AIM :: Write each line out exactly, leaving none out.

Extracted records ::
--- START ---
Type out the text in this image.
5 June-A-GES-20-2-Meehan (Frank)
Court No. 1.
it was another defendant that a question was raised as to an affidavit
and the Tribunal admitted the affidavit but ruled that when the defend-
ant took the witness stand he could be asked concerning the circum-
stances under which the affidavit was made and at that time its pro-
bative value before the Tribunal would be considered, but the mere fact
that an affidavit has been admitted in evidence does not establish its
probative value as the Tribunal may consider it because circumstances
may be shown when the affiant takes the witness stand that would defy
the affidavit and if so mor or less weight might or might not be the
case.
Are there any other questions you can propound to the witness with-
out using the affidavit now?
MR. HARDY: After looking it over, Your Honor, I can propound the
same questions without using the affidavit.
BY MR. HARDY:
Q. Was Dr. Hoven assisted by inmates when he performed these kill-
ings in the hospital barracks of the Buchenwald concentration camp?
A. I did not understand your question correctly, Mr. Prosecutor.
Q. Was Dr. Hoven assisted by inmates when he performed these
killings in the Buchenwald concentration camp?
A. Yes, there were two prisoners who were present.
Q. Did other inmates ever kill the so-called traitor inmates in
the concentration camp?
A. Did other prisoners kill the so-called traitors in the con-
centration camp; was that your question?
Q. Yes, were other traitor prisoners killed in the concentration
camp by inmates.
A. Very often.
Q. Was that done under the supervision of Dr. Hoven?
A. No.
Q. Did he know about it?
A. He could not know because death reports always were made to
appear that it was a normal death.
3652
--- END ---
TASK RESPONSE ::
Type out the text in this image.
5 June-A-GES-20-2-Meehan (Frank)
Court No. 1.
it was another defendant that a question was raised as to an affidavit
and the Tribunal admitted the affidavit but ruled that when the defend-
ant took the witness stand he could be asked concerning the circum-
stances under which the affidavit was made and at that time its pro-
bative value before the Tribunal would be considered, but the mere fact
that an affidavit has been admitted in evidence does not establish its
probative value as the Tribunal may consider it because circumstances
may be shown when the affiant takes the witness stand that would defy
the affidavit and if so mor or less weight might or might not be the
case.
Are there any other questions you can propound to the witness with-
out using the affidavit now?
MR. HARDY: After looking it over, Your Honor, I can propound the
same questions without using the affidavit.
BY MR. HARDY:
Q. Was Dr. Hoven assisted by inmates when he performed these kill-
ings in the hospital barracks of the Buchenwald concentration camp?
A. I did not understand your question correctly, Mr. Prosecutor.
Q. Was Dr. Hoven assisted by inmates when he performed these
killings in the Buchenwald concentration camp?
A. Yes, there were two prisoners who were present.
Q. Did other inmates ever kill the so-called traitor inmates in
the concentration camp?
A. Did other prisoners kill the so-called traitors in the con-
centration camp; was that your question?
Q. Yes, were other traitor prisoners killed in the concentration
camp by inmates.
A. Very often.
Q. Was that done under the supervision of Dr. Hoven?
A. No.
Q. Did he know about it?
A. He could not know because death reports always were made to
appear that it was a normal death.
3652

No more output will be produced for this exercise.